Saved entries:
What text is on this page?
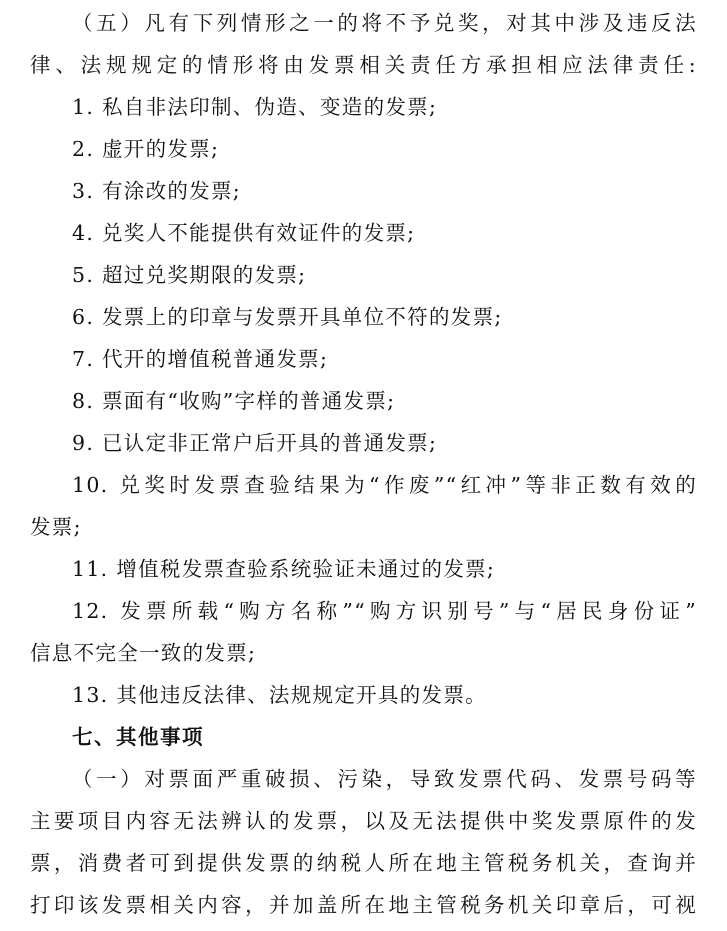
（五）凡有下列情形之一的将不予兑奖，对其中涉及违反法
律、法规规定的情形将由发票相关责任方承担相应法律责任:
1. 私自非法印制、伪造、变造的发票;
2. 虚开的发票;
3. 有涂改的发票;
4. 兑奖人不能提供有效证件的发票;
5. 超过兑奖期限的发票;
6. 发票上的印章与发票开具单位不符的发票;
7. 代开的增值税普通发票;
8. 票面有“收购”字样的普通发票;
9. 已认定非正常户后开具的普通发票;
10. 兑奖时发票查验结果为“作废”“红冲”等非正数有效的
发票;
11. 增值税发票查验系统验证未通过的发票;
12. 发票所载“购方名称”“购方识别号”与“居民身份证”
信息不完全一致的发票;
13. 其他违反法律、法规规定开具的发票。
七、其他事项
（一）对票面严重破损、污染，导致发票代码、发票号码等
主要项目内容无法辨认的发票，以及无法提供中奖发票原件的发
票，消费者可到提供发票的纳税人所在地主管税务机关，查询并
打印该发票相关内容，并加盖所在地主管税务机关印章后，可视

## Exercise objective
Omitting all images, retype each line of the records precisely.

## Solution to this exercise
What text is on this page?
（五）凡有下列情形之一的将不予兑奖，对其中涉及违反法
律、法规规定的情形将由发票相关责任方承担相应法律责任:
1. 私自非法印制、伪造、变造的发票;
2. 虚开的发票;
3. 有涂改的发票;
4. 兑奖人不能提供有效证件的发票;
5. 超过兑奖期限的发票;
6. 发票上的印章与发票开具单位不符的发票;
7. 代开的增值税普通发票;
8. 票面有“收购”字样的普通发票;
9. 已认定非正常户后开具的普通发票;
10. 兑奖时发票查验结果为“作废”“红冲”等非正数有效的
发票;
11. 增值税发票查验系统验证未通过的发票;
12. 发票所载“购方名称”“购方识别号”与“居民身份证”
信息不完全一致的发票;
13. 其他违反法律、法规规定开具的发票。
七、其他事项
（一）对票面严重破损、污染，导致发票代码、发票号码等
主要项目内容无法辨认的发票，以及无法提供中奖发票原件的发
票，消费者可到提供发票的纳税人所在地主管税务机关，查询并
打印该发票相关内容，并加盖所在地主管税务机关印章后，可视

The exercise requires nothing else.